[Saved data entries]
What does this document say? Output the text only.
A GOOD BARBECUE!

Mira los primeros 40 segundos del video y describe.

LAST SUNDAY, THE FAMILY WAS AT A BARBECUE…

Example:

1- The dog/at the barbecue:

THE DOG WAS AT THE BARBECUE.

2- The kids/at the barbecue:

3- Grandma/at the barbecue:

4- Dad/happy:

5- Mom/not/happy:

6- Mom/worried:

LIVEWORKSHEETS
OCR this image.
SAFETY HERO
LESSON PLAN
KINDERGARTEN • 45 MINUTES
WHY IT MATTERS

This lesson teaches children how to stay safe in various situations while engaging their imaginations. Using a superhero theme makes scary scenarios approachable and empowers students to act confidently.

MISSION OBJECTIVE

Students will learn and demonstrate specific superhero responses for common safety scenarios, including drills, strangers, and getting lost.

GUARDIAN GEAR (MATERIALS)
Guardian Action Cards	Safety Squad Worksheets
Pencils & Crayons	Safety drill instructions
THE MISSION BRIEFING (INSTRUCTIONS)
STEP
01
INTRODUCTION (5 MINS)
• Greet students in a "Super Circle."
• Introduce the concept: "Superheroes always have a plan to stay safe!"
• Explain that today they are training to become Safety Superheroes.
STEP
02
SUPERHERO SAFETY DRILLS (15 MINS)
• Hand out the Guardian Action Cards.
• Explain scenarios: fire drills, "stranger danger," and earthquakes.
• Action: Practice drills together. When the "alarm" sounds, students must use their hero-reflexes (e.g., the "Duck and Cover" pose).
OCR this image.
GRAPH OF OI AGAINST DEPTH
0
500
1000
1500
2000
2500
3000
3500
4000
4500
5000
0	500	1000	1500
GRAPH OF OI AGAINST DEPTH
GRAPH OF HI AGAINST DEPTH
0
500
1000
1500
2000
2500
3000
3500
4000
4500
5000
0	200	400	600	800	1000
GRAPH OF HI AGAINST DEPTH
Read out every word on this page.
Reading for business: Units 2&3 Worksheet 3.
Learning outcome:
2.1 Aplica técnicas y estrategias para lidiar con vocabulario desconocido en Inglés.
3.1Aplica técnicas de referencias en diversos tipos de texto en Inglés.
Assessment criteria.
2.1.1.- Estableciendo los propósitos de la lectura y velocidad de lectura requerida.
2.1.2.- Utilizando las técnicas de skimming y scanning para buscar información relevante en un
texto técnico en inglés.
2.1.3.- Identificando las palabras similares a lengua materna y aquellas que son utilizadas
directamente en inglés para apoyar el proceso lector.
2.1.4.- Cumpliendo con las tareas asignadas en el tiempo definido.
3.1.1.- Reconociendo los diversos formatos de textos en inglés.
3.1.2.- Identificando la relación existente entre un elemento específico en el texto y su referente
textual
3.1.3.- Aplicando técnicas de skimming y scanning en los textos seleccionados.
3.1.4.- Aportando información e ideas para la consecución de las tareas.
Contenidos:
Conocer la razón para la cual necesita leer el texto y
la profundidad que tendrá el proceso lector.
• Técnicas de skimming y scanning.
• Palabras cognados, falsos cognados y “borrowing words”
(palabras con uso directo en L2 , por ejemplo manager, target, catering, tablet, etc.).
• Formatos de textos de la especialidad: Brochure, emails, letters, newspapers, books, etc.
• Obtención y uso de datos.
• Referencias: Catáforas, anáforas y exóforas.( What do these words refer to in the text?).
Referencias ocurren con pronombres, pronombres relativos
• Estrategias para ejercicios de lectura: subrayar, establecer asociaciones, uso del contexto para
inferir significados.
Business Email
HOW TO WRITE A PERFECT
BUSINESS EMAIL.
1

§ **Task statement**: Retype the material above, line by line, exactly.

§ **Output**:
What does this document say? Output the text only.
A GOOD BARBECUE!

Mira los primeros 40 segundos del video y describe.

LAST SUNDAY, THE FAMILY WAS AT A BARBECUE…

Example:

1- The dog/at the barbecue:

THE DOG WAS AT THE BARBECUE.

2- The kids/at the barbecue:

3- Grandma/at the barbecue:

4- Dad/happy:

5- Mom/not/happy:

6- Mom/worried:

LIVEWORKSHEETS
OCR this image.
SAFETY HERO
LESSON PLAN
KINDERGARTEN • 45 MINUTES
WHY IT MATTERS

This lesson teaches children how to stay safe in various situations while engaging their imaginations. Using a superhero theme makes scary scenarios approachable and empowers students to act confidently.

MISSION OBJECTIVE

Students will learn and demonstrate specific superhero responses for common safety scenarios, including drills, strangers, and getting lost.

GUARDIAN GEAR (MATERIALS)
Guardian Action Cards	Safety Squad Worksheets
Pencils & Crayons	Safety drill instructions
THE MISSION BRIEFING (INSTRUCTIONS)
STEP
01
INTRODUCTION (5 MINS)
• Greet students in a "Super Circle."
• Introduce the concept: "Superheroes always have a plan to stay safe!"
• Explain that today they are training to become Safety Superheroes.
STEP
02
SUPERHERO SAFETY DRILLS (15 MINS)
• Hand out the Guardian Action Cards.
• Explain scenarios: fire drills, "stranger danger," and earthquakes.
• Action: Practice drills together. When the "alarm" sounds, students must use their hero-reflexes (e.g., the "Duck and Cover" pose).
OCR this image.
GRAPH OF OI AGAINST DEPTH
0
500
1000
1500
2000
2500
3000
3500
4000
4500
5000
0	500	1000	1500
GRAPH OF OI AGAINST DEPTH
GRAPH OF HI AGAINST DEPTH
0
500
1000
1500
2000
2500
3000
3500
4000
4500
5000
0	200	400	600	800	1000
GRAPH OF HI AGAINST DEPTH
Read out every word on this page.
Reading for business: Units 2&3 Worksheet 3.
Learning outcome:
2.1 Aplica técnicas y estrategias para lidiar con vocabulario desconocido en Inglés.
3.1Aplica técnicas de referencias en diversos tipos de texto en Inglés.
Assessment criteria.
2.1.1.- Estableciendo los propósitos de la lectura y velocidad de lectura requerida.
2.1.2.- Utilizando las técnicas de skimming y scanning para buscar información relevante en un
texto técnico en inglés.
2.1.3.- Identificando las palabras similares a lengua materna y aquellas que son utilizadas
directamente en inglés para apoyar el proceso lector.
2.1.4.- Cumpliendo con las tareas asignadas en el tiempo definido.
3.1.1.- Reconociendo los diversos formatos de textos en inglés.
3.1.2.- Identificando la relación existente entre un elemento específico en el texto y su referente
textual
3.1.3.- Aplicando técnicas de skimming y scanning en los textos seleccionados.
3.1.4.- Aportando información e ideas para la consecución de las tareas.
Contenidos:
Conocer la razón para la cual necesita leer el texto y
la profundidad que tendrá el proceso lector.
• Técnicas de skimming y scanning.
• Palabras cognados, falsos cognados y “borrowing words”
(palabras con uso directo en L2 , por ejemplo manager, target, catering, tablet, etc.).
• Formatos de textos de la especialidad: Brochure, emails, letters, newspapers, books, etc.
• Obtención y uso de datos.
• Referencias: Catáforas, anáforas y exóforas.( What do these words refer to in the text?).
Referencias ocurren con pronombres, pronombres relativos
• Estrategias para ejercicios de lectura: subrayar, establecer asociaciones, uso del contexto para
inferir significados.
Business Email
HOW TO WRITE A PERFECT
BUSINESS EMAIL.
1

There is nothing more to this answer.